▸ **PROBLEM**
Repeat the data below exactly, dropping any pictures it holds.

(Recorded data)
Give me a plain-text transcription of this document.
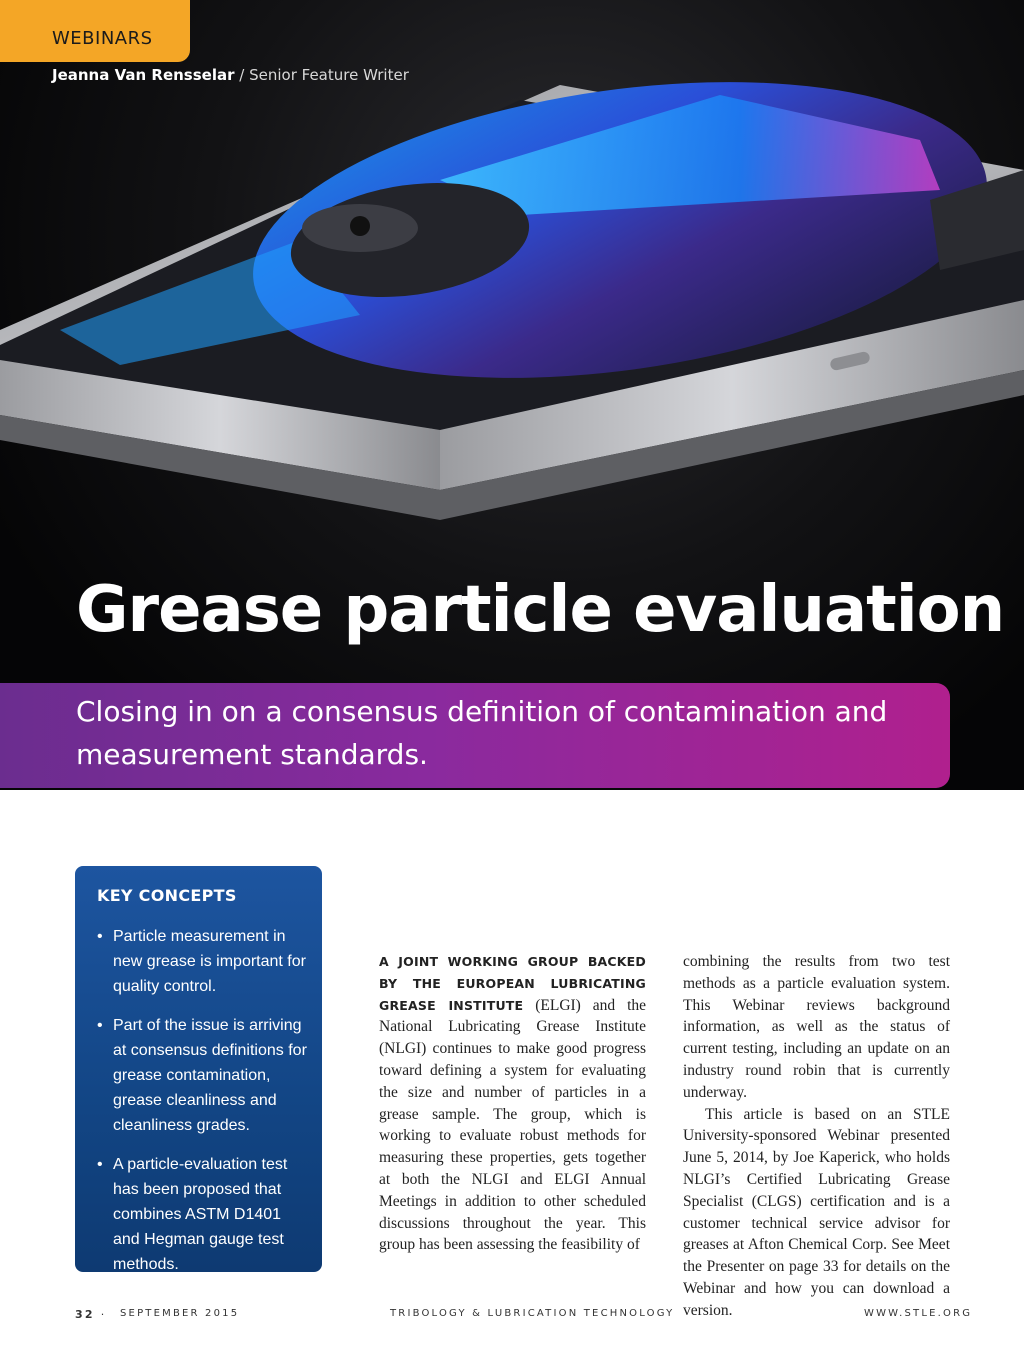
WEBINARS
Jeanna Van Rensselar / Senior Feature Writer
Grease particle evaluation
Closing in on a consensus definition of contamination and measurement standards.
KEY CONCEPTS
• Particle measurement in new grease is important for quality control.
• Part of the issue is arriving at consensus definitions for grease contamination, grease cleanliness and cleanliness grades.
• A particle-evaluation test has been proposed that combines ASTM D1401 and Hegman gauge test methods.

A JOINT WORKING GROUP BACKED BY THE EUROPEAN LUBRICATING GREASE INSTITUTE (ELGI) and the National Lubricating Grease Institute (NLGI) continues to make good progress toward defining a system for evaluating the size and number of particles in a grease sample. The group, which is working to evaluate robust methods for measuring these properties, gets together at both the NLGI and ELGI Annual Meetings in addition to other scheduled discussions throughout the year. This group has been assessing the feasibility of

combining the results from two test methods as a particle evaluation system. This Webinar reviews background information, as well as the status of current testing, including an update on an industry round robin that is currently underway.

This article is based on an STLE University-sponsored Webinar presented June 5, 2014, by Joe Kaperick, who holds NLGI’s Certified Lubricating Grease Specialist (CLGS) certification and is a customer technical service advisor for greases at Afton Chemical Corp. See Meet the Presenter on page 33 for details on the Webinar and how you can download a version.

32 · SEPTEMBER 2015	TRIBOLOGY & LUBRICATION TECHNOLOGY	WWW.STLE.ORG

▸ **OUTPUT OF THE TASK**
Give me a plain-text transcription of this document.
WEBINARS
Jeanna Van Rensselar / Senior Feature Writer
Grease particle evaluation
Closing in on a consensus definition of contamination and measurement standards.
KEY CONCEPTS
• Particle measurement in new grease is important for quality control.
• Part of the issue is arriving at consensus definitions for grease contamination, grease cleanliness and cleanliness grades.
• A particle-evaluation test has been proposed that combines ASTM D1401 and Hegman gauge test methods.

A JOINT WORKING GROUP BACKED BY THE EUROPEAN LUBRICATING GREASE INSTITUTE (ELGI) and the National Lubricating Grease Institute (NLGI) continues to make good progress toward defining a system for evaluating the size and number of particles in a grease sample. The group, which is working to evaluate robust methods for measuring these properties, gets together at both the NLGI and ELGI Annual Meetings in addition to other scheduled discussions throughout the year. This group has been assessing the feasibility of

combining the results from two test methods as a particle evaluation system. This Webinar reviews background information, as well as the status of current testing, including an update on an industry round robin that is currently underway.

This article is based on an STLE University-sponsored Webinar presented June 5, 2014, by Joe Kaperick, who holds NLGI’s Certified Lubricating Grease Specialist (CLGS) certification and is a customer technical service advisor for greases at Afton Chemical Corp. See Meet the Presenter on page 33 for details on the Webinar and how you can download a version.

32 · SEPTEMBER 2015	TRIBOLOGY & LUBRICATION TECHNOLOGY	WWW.STLE.ORG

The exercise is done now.